Put everything from the start of the data down to and including the line containing "- chevron-right-icon: [384, 568, 391, 578]" into a Markdown table with two columns, Row and Entry, giving each line its own numbered row and omitting blank lines.

**Collected data**.
━━━━━━

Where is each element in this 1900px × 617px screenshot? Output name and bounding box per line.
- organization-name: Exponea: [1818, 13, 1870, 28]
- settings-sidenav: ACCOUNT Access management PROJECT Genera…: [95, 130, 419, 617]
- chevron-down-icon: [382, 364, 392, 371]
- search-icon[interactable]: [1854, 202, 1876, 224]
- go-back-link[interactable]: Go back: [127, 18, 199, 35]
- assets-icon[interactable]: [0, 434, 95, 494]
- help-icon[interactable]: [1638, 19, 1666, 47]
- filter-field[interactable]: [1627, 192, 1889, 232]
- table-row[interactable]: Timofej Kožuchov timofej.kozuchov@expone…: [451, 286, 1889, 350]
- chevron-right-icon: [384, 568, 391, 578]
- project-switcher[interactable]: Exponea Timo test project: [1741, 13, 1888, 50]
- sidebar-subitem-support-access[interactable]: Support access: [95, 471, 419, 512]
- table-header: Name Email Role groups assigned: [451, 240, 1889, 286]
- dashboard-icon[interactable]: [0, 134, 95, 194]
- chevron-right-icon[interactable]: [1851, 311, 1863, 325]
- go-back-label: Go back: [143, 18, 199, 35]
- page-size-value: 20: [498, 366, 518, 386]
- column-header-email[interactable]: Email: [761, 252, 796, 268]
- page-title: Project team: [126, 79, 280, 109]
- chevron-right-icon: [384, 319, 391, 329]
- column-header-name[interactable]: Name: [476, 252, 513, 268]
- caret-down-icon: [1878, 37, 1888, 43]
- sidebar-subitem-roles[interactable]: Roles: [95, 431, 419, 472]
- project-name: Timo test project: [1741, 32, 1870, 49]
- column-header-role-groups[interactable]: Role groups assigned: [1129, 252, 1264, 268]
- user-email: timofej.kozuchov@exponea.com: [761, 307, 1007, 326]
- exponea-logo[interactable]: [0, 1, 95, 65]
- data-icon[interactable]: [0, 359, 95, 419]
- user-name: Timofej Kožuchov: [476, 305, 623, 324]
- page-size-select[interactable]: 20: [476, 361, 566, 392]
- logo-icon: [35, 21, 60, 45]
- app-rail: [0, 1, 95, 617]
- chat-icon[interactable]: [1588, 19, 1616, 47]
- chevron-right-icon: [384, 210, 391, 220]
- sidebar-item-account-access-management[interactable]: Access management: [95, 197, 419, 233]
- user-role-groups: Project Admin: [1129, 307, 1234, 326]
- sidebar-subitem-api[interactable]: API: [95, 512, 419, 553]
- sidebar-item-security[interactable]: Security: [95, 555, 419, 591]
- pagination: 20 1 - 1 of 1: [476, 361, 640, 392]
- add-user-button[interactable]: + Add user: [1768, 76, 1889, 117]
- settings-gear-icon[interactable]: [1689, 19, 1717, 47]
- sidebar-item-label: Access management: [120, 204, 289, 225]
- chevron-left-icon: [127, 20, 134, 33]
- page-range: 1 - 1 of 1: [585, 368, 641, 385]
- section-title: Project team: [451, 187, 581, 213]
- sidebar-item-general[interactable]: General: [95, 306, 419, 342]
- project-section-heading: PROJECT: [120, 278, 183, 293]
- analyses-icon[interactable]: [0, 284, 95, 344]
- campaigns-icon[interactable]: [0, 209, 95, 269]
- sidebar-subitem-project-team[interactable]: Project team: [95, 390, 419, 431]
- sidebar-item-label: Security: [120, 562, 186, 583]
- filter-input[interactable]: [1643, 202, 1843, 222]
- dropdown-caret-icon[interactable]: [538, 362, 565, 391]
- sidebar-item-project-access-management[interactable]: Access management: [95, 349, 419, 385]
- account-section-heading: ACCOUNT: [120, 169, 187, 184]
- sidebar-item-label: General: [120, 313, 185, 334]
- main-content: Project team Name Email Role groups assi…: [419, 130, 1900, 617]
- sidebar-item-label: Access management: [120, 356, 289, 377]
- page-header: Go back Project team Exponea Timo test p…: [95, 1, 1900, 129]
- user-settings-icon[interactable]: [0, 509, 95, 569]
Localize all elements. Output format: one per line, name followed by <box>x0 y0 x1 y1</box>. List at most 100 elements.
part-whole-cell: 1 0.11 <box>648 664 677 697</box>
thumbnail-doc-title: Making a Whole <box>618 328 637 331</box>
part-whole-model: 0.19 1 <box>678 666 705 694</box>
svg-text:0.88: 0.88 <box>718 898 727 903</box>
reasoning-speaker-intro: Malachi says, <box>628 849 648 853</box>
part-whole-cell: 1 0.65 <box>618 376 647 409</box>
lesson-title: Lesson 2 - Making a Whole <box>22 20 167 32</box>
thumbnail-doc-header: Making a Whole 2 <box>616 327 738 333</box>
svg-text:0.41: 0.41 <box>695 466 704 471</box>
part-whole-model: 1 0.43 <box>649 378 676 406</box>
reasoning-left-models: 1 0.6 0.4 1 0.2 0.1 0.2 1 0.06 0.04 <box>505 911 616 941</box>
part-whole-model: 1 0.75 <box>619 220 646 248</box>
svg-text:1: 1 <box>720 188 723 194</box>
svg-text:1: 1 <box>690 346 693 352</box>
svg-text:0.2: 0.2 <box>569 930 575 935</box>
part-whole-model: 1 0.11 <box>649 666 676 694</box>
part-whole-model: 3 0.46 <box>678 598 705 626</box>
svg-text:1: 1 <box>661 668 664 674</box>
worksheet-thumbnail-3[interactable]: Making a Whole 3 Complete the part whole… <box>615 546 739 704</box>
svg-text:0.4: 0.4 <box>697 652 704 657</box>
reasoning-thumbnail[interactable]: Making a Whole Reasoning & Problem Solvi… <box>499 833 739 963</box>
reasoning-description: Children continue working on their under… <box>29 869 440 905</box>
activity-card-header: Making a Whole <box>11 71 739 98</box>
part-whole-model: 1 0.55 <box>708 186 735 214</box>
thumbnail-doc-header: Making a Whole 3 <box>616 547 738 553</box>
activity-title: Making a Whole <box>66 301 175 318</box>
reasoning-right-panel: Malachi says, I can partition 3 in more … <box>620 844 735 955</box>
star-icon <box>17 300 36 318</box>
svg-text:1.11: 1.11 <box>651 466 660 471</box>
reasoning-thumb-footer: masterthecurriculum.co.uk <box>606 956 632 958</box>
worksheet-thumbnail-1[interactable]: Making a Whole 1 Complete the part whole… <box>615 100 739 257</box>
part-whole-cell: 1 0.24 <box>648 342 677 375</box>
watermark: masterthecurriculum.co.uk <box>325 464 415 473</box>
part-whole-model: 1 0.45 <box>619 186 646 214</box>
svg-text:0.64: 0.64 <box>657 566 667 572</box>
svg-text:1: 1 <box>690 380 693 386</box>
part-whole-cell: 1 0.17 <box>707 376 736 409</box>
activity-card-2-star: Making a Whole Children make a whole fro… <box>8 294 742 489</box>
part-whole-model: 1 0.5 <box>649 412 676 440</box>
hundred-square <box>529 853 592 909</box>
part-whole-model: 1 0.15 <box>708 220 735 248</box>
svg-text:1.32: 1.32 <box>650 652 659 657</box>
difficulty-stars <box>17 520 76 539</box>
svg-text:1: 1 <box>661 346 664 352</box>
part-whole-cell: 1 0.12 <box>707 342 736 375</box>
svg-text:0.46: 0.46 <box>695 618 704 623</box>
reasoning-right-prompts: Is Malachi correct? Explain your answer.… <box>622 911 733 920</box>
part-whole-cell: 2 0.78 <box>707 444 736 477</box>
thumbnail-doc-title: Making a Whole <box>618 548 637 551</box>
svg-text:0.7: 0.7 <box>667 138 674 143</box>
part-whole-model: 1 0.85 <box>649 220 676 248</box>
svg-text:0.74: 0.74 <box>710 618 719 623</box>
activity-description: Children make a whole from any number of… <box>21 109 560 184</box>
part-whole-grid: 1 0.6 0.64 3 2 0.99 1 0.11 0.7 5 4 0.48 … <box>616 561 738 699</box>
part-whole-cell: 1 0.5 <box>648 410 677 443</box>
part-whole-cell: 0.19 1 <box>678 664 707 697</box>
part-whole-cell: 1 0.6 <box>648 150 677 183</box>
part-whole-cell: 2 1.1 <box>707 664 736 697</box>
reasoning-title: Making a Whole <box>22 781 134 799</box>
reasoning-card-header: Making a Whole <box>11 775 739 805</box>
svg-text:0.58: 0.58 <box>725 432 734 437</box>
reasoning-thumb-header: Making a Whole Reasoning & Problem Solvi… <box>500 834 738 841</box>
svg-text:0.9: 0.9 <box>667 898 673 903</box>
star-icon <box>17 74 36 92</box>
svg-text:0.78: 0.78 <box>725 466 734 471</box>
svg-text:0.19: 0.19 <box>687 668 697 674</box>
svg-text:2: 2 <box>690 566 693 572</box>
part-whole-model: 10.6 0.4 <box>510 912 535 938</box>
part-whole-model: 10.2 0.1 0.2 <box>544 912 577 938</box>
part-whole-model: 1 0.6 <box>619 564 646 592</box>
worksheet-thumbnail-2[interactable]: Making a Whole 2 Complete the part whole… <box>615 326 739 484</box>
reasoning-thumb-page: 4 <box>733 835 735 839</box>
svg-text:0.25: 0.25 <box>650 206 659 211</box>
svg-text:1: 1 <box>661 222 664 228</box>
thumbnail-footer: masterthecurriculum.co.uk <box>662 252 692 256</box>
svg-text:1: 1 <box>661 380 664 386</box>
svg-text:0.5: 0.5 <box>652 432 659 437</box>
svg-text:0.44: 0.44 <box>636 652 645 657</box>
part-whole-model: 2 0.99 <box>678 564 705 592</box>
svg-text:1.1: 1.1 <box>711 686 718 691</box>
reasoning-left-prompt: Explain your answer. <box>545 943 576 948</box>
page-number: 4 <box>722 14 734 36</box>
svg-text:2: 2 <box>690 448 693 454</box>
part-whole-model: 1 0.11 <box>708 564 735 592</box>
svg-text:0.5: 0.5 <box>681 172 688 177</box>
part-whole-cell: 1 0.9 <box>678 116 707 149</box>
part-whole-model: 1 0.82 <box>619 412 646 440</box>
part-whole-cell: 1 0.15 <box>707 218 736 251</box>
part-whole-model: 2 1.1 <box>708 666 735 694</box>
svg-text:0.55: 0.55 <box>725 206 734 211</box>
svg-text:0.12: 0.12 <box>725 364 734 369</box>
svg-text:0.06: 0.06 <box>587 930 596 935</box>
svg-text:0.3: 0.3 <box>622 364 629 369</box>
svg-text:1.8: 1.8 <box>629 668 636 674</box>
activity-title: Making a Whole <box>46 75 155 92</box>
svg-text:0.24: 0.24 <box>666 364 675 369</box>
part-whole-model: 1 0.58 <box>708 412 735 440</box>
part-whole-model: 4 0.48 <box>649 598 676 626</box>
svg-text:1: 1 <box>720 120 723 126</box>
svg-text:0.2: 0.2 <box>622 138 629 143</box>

━━━━━━

**Written solution**.
| Row | Entry |
|---|---|
| 1 | Where is each element in this 1900px × 617px screenshot? Output name and bounding box per line. |
| 2 | - organization-name: Exponea: [1818, 13, 1870, 28] |
| 3 | - settings-sidenav: ACCOUNT Access management PROJECT Genera…: [95, 130, 419, 617] |
| 4 | - chevron-down-icon: [382, 364, 392, 371] |
| 5 | - search-icon[interactable]: [1854, 202, 1876, 224] |
| 6 | - go-back-link[interactable]: Go back: [127, 18, 199, 35] |
| 7 | - assets-icon[interactable]: [0, 434, 95, 494] |
| 8 | - help-icon[interactable]: [1638, 19, 1666, 47] |
| 9 | - filter-field[interactable]: [1627, 192, 1889, 232] |
| 10 | - table-row[interactable]: Timofej Kožuchov timofej.kozuchov@expone…: [451, 286, 1889, 350] |
| 11 | - chevron-right-icon: [384, 568, 391, 578] |